Records provided -
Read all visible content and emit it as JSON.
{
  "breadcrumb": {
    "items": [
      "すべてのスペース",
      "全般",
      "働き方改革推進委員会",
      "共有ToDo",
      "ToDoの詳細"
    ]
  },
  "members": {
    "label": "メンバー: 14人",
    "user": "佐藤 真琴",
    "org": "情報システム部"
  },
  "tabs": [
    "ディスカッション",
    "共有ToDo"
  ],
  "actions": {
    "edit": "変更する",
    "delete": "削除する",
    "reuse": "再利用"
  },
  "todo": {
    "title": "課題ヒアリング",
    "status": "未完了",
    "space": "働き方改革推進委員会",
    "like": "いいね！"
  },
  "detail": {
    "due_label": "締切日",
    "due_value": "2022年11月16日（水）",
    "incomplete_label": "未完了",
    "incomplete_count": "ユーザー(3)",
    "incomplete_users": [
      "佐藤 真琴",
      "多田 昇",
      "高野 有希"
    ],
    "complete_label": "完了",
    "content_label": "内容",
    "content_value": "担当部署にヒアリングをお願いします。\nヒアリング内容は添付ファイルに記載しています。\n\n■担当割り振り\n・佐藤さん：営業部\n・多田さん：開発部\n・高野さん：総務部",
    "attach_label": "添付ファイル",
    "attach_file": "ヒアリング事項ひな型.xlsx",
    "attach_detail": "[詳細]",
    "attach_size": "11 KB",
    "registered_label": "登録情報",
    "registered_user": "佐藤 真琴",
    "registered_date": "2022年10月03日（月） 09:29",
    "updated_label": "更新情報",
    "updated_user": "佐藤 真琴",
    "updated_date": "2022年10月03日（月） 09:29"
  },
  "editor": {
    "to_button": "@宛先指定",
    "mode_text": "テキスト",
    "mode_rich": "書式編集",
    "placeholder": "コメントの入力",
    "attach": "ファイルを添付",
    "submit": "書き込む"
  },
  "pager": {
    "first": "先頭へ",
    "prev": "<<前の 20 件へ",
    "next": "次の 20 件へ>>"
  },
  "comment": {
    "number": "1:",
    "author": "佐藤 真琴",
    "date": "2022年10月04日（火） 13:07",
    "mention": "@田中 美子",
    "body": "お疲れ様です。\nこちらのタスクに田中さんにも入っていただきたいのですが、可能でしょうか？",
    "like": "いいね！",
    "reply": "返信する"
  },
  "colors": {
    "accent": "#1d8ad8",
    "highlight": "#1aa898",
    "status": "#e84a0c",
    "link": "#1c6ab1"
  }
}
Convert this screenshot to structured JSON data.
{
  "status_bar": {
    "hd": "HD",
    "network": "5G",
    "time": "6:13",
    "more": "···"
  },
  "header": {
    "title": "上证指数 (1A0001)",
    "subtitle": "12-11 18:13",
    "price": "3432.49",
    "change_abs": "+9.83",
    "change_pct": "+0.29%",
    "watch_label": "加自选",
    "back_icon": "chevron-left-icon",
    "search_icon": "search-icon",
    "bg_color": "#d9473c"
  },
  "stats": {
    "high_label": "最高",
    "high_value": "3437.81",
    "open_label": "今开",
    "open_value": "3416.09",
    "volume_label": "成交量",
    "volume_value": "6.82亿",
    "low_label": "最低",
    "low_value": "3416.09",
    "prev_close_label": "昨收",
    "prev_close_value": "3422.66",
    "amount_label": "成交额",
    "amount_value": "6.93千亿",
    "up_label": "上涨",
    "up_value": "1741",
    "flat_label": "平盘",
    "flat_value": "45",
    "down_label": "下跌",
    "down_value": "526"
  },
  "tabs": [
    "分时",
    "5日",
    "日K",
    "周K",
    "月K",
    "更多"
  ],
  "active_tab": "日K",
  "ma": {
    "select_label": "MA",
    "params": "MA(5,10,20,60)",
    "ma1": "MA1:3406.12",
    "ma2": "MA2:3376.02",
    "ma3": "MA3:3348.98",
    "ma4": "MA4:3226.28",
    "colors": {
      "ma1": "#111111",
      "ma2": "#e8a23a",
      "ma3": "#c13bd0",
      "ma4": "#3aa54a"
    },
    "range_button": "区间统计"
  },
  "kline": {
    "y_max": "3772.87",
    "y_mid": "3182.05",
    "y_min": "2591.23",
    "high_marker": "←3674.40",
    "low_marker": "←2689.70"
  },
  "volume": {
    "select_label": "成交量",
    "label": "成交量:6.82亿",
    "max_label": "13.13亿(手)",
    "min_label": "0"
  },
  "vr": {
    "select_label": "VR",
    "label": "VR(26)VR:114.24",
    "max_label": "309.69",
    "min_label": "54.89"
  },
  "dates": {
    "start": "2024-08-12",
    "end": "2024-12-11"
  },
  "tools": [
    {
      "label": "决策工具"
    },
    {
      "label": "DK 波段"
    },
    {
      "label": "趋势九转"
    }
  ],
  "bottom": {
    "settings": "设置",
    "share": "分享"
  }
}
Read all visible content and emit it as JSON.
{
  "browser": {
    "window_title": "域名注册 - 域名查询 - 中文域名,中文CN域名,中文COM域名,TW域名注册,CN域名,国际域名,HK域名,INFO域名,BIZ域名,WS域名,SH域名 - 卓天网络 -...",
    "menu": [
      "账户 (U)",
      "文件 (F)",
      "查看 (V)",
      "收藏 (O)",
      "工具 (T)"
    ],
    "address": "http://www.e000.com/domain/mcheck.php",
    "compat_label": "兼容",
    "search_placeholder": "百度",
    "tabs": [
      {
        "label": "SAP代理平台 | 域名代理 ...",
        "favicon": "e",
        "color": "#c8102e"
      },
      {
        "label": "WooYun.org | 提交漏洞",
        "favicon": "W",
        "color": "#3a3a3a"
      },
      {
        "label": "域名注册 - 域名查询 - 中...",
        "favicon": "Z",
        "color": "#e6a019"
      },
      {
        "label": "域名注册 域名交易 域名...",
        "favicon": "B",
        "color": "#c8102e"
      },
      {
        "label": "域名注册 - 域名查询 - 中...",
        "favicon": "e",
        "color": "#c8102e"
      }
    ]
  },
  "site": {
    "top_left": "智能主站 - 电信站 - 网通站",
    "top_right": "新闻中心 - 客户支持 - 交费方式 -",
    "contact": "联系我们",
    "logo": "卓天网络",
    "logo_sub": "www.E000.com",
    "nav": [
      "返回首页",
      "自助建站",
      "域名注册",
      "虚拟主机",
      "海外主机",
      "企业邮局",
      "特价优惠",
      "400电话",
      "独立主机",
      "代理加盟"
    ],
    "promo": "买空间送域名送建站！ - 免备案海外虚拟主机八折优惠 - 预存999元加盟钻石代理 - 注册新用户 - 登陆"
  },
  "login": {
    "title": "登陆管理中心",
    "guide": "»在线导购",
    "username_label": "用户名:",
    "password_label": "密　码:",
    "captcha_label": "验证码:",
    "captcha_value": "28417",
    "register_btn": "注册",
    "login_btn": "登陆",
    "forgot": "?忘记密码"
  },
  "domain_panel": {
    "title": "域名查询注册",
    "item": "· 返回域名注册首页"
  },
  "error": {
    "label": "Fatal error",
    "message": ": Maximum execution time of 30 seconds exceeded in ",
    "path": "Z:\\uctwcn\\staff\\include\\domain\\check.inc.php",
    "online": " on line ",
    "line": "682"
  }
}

Aim of the exercise - Output all of the data above without any alteration.

Task solution -
Read all visible content and emit it as JSON.
{
  "breadcrumb": {
    "items": [
      "すべてのスペース",
      "全般",
      "働き方改革推進委員会",
      "共有ToDo",
      "ToDoの詳細"
    ]
  },
  "members": {
    "label": "メンバー: 14人",
    "user": "佐藤 真琴",
    "org": "情報システム部"
  },
  "tabs": [
    "ディスカッション",
    "共有ToDo"
  ],
  "actions": {
    "edit": "変更する",
    "delete": "削除する",
    "reuse": "再利用"
  },
  "todo": {
    "title": "課題ヒアリング",
    "status": "未完了",
    "space": "働き方改革推進委員会",
    "like": "いいね！"
  },
  "detail": {
    "due_label": "締切日",
    "due_value": "2022年11月16日（水）",
    "incomplete_label": "未完了",
    "incomplete_count": "ユーザー(3)",
    "incomplete_users": [
      "佐藤 真琴",
      "多田 昇",
      "高野 有希"
    ],
    "complete_label": "完了",
    "content_label": "内容",
    "content_value": "担当部署にヒアリングをお願いします。\nヒアリング内容は添付ファイルに記載しています。\n\n■担当割り振り\n・佐藤さん：営業部\n・多田さん：開発部\n・高野さん：総務部",
    "attach_label": "添付ファイル",
    "attach_file": "ヒアリング事項ひな型.xlsx",
    "attach_detail": "[詳細]",
    "attach_size": "11 KB",
    "registered_label": "登録情報",
    "registered_user": "佐藤 真琴",
    "registered_date": "2022年10月03日（月） 09:29",
    "updated_label": "更新情報",
    "updated_user": "佐藤 真琴",
    "updated_date": "2022年10月03日（月） 09:29"
  },
  "editor": {
    "to_button": "@宛先指定",
    "mode_text": "テキスト",
    "mode_rich": "書式編集",
    "placeholder": "コメントの入力",
    "attach": "ファイルを添付",
    "submit": "書き込む"
  },
  "pager": {
    "first": "先頭へ",
    "prev": "<<前の 20 件へ",
    "next": "次の 20 件へ>>"
  },
  "comment": {
    "number": "1:",
    "author": "佐藤 真琴",
    "date": "2022年10月04日（火） 13:07",
    "mention": "@田中 美子",
    "body": "お疲れ様です。\nこちらのタスクに田中さんにも入っていただきたいのですが、可能でしょうか？",
    "like": "いいね！",
    "reply": "返信する"
  },
  "colors": {
    "accent": "#1d8ad8",
    "highlight": "#1aa898",
    "status": "#e84a0c",
    "link": "#1c6ab1"
  }
}
Convert this screenshot to structured JSON data.
{
  "status_bar": {
    "hd": "HD",
    "network": "5G",
    "time": "6:13",
    "more": "···"
  },
  "header": {
    "title": "上证指数 (1A0001)",
    "subtitle": "12-11 18:13",
    "price": "3432.49",
    "change_abs": "+9.83",
    "change_pct": "+0.29%",
    "watch_label": "加自选",
    "back_icon": "chevron-left-icon",
    "search_icon": "search-icon",
    "bg_color": "#d9473c"
  },
  "stats": {
    "high_label": "最高",
    "high_value": "3437.81",
    "open_label": "今开",
    "open_value": "3416.09",
    "volume_label": "成交量",
    "volume_value": "6.82亿",
    "low_label": "最低",
    "low_value": "3416.09",
    "prev_close_label": "昨收",
    "prev_close_value": "3422.66",
    "amount_label": "成交额",
    "amount_value": "6.93千亿",
    "up_label": "上涨",
    "up_value": "1741",
    "flat_label": "平盘",
    "flat_value": "45",
    "down_label": "下跌",
    "down_value": "526"
  },
  "tabs": [
    "分时",
    "5日",
    "日K",
    "周K",
    "月K",
    "更多"
  ],
  "active_tab": "日K",
  "ma": {
    "select_label": "MA",
    "params": "MA(5,10,20,60)",
    "ma1": "MA1:3406.12",
    "ma2": "MA2:3376.02",
    "ma3": "MA3:3348.98",
    "ma4": "MA4:3226.28",
    "colors": {
      "ma1": "#111111",
      "ma2": "#e8a23a",
      "ma3": "#c13bd0",
      "ma4": "#3aa54a"
    },
    "range_button": "区间统计"
  },
  "kline": {
    "y_max": "3772.87",
    "y_mid": "3182.05",
    "y_min": "2591.23",
    "high_marker": "←3674.40",
    "low_marker": "←2689.70"
  },
  "volume": {
    "select_label": "成交量",
    "label": "成交量:6.82亿",
    "max_label": "13.13亿(手)",
    "min_label": "0"
  },
  "vr": {
    "select_label": "VR",
    "label": "VR(26)VR:114.24",
    "max_label": "309.69",
    "min_label": "54.89"
  },
  "dates": {
    "start": "2024-08-12",
    "end": "2024-12-11"
  },
  "tools": [
    {
      "label": "决策工具"
    },
    {
      "label": "DK 波段"
    },
    {
      "label": "趋势九转"
    }
  ],
  "bottom": {
    "settings": "设置",
    "share": "分享"
  }
}
Read all visible content and emit it as JSON.
{
  "browser": {
    "window_title": "域名注册 - 域名查询 - 中文域名,中文CN域名,中文COM域名,TW域名注册,CN域名,国际域名,HK域名,INFO域名,BIZ域名,WS域名,SH域名 - 卓天网络 -...",
    "menu": [
      "账户 (U)",
      "文件 (F)",
      "查看 (V)",
      "收藏 (O)",
      "工具 (T)"
    ],
    "address": "http://www.e000.com/domain/mcheck.php",
    "compat_label": "兼容",
    "search_placeholder": "百度",
    "tabs": [
      {
        "label": "SAP代理平台 | 域名代理 ...",
        "favicon": "e",
        "color": "#c8102e"
      },
      {
        "label": "WooYun.org | 提交漏洞",
        "favicon": "W",
        "color": "#3a3a3a"
      },
      {
        "label": "域名注册 - 域名查询 - 中...",
        "favicon": "Z",
        "color": "#e6a019"
      },
      {
        "label": "域名注册 域名交易 域名...",
        "favicon": "B",
        "color": "#c8102e"
      },
      {
        "label": "域名注册 - 域名查询 - 中...",
        "favicon": "e",
        "color": "#c8102e"
      }
    ]
  },
  "site": {
    "top_left": "智能主站 - 电信站 - 网通站",
    "top_right": "新闻中心 - 客户支持 - 交费方式 -",
    "contact": "联系我们",
    "logo": "卓天网络",
    "logo_sub": "www.E000.com",
    "nav": [
      "返回首页",
      "自助建站",
      "域名注册",
      "虚拟主机",
      "海外主机",
      "企业邮局",
      "特价优惠",
      "400电话",
      "独立主机",
      "代理加盟"
    ],
    "promo": "买空间送域名送建站！ - 免备案海外虚拟主机八折优惠 - 预存999元加盟钻石代理 - 注册新用户 - 登陆"
  },
  "login": {
    "title": "登陆管理中心",
    "guide": "»在线导购",
    "username_label": "用户名:",
    "password_label": "密　码:",
    "captcha_label": "验证码:",
    "captcha_value": "28417",
    "register_btn": "注册",
    "login_btn": "登陆",
    "forgot": "?忘记密码"
  },
  "domain_panel": {
    "title": "域名查询注册",
    "item": "· 返回域名注册首页"
  },
  "error": {
    "label": "Fatal error",
    "message": ": Maximum execution time of 30 seconds exceeded in ",
    "path": "Z:\\uctwcn\\staff\\include\\domain\\check.inc.php",
    "online": " on line ",
    "line": "682"
  }
}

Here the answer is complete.